Exercise details = Return all lines in the material below that contain "toate".

Supplied data =

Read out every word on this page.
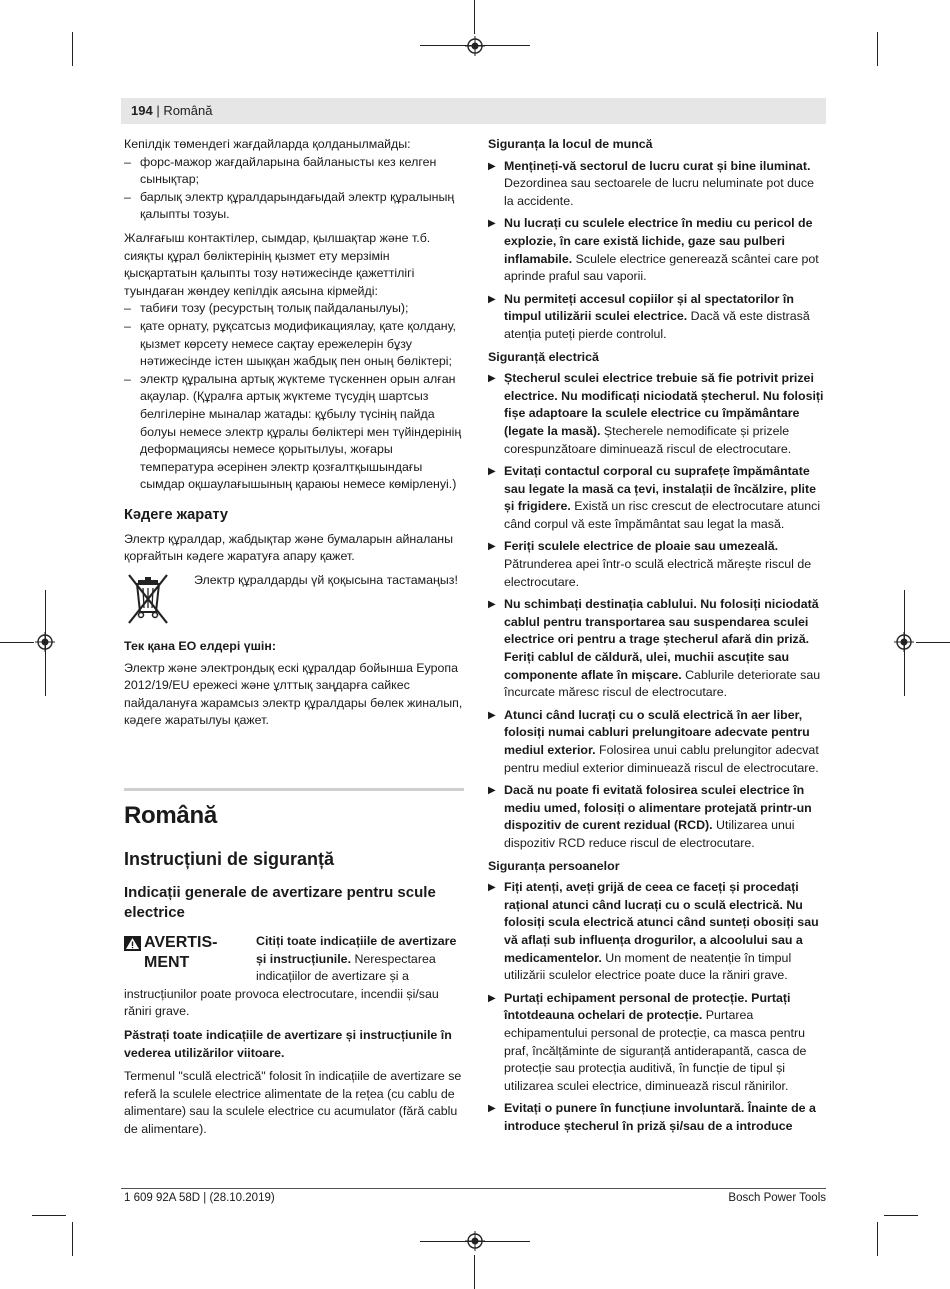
194 | Română

Кепілдік төмендегі жағдайларда қолданылмайды:

– форс-мажор жағдайларына байланысты кез келген сынықтар;
– барлық электр құралдарындағыдай электр құралының қалыпты тозуы.

Жалғағыш контактілер, сымдар, қылшақтар және т.б. сияқты құрал бөліктерінің қызмет ету мерзімін қысқартатын қалыпты тозу нәтижесінде қажеттілігі туындаған жөндеу кепілдік аясына кірмейді:

– табиғи тозу (ресурстың толық пайдаланылуы);
– қате орнату, рұқсатсыз модификациялау, қате қолдану, қызмет көрсету немесе сақтау ережелерін бұзу нәтижесінде істен шыққан жабдық пен оның бөліктері;
– электр құралына артық жүктеме түскеннен орын алған ақаулар. (Құралға артық жүктеме түсудің шартсыз белгілеріне мыналар жатады: құбылу түсінің пайда болуы немесе электр құралы бөліктері мен түйіндерінің деформациясы немесе қорытылуы, жоғары температура әсерінен электр қозғалтқышындағы сымдар оқшаулағышының қараюы немесе көмірленуі.)
Кәдеге жарату

Электр құралдар, жабдықтар және бумаларын айналаны қорғайтын кәдеге жаратуға апару қажет.

Электр құралдарды үй қоқысына тастамаңыз!
Тек қана ЕО елдері үшін:

Электр және электрондық ескі құралдар бойынша Еуропа 2012/19/EU ережесі және ұлттық заңдарға сайкес пайдалануға жарамсыз электр құралдары бөлек жиналып, кәдеге жаратылуы қажет.

Română
Instrucțiuni de siguranță
Indicații generale de avertizare pentru scule electrice
AVERTIS-MENT

Citiți toate indicațiile de avertizare și instrucțiunile. Nerespectarea indicațiilor de avertizare și a instrucțiunilor poate provoca electrocutare, incendii și/sau răniri grave.

Păstrați toate indicațiile de avertizare și instrucțiunile în vederea utilizărilor viitoare.

Termenul "sculă electrică" folosit în indicațiile de avertizare se referă la sculele electrice alimentate de la rețea (cu cablu de alimentare) sau la sculele electrice cu acumulator (fără cablu de alimentare).

Siguranța la locul de muncă
▶ Mențineți-vă sectorul de lucru curat și bine iluminat. Dezordinea sau sectoarele de lucru neluminate pot duce la accidente.
▶ Nu lucrați cu sculele electrice în mediu cu pericol de explozie, în care există lichide, gaze sau pulberi inflamabile. Sculele electrice generează scântei care pot aprinde praful sau vaporii.
▶ Nu permiteți accesul copiilor și al spectatorilor în timpul utilizării sculei electrice. Dacă vă este distrasă atenția puteți pierde controlul.
Siguranță electrică
▶ Ștecherul sculei electrice trebuie să fie potrivit prizei electrice. Nu modificați niciodată ștecherul. Nu folosiți fișe adaptoare la sculele electrice cu împământare (legate la masă). Ștecherele nemodificate și prizele corespunzătoare diminuează riscul de electrocutare.
▶ Evitați contactul corporal cu suprafețe împământate sau legate la masă ca țevi, instalații de încălzire, plite și frigidere. Există un risc crescut de electrocutare atunci când corpul vă este împământat sau legat la masă.
▶ Feriți sculele electrice de ploaie sau umezeală. Pătrunderea apei într-o sculă electrică mărește riscul de electrocutare.
▶ Nu schimbați destinația cablului. Nu folosiți niciodată cablul pentru transportarea sau suspendarea sculei electrice ori pentru a trage ștecherul afară din priză. Feriți cablul de căldură, ulei, muchii ascuțite sau componente aflate în mișcare. Cablurile deteriorate sau încurcate măresc riscul de electrocutare.
▶ Atunci când lucrați cu o sculă electrică în aer liber, folosiți numai cabluri prelungitoare adecvate pentru mediul exterior. Folosirea unui cablu prelungitor adecvat pentru mediul exterior diminuează riscul de electrocutare.
▶ Dacă nu poate fi evitată folosirea sculei electrice în mediu umed, folosiți o alimentare protejată printr-un dispozitiv de curent rezidual (RCD). Utilizarea unui dispozitiv RCD reduce riscul de electrocutare.
Siguranța persoanelor
▶ Fiți atenți, aveți grijă de ceea ce faceți și procedați rațional atunci când lucrați cu o sculă electrică. Nu folosiți scula electrică atunci când sunteți obosiți sau vă aflați sub influența drogurilor, a alcoolului sau a medicamentelor. Un moment de neatenție în timpul utilizării sculelor electrice poate duce la răniri grave.
▶ Purtați echipament personal de protecție. Purtați întotdeauna ochelari de protecție. Purtarea echipamentului personal de protecție, ca masca pentru praf, încălțăminte de siguranță antiderapantă, casca de protecție sau protecția auditivă, în funcție de tipul și utilizarea sculei electrice, diminuează riscul rănirilor.
▶ Evitați o punere în funcțiune involuntară. Înainte de a introduce ștecherul în priză și/sau de a introduce
1 609 92A 58D | (28.10.2019)	Bosch Power Tools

Answer to the exercise =
Citiți toate indicațiile de avertizare și instrucțiunile. Nerespectarea indicațiilor de avertizare și a instrucțiunilor poate provoca electrocutare, incendii și/sau răniri grave.
Păstrați toate indicațiile de avertizare și instrucțiunile în vederea utilizărilor viitoare.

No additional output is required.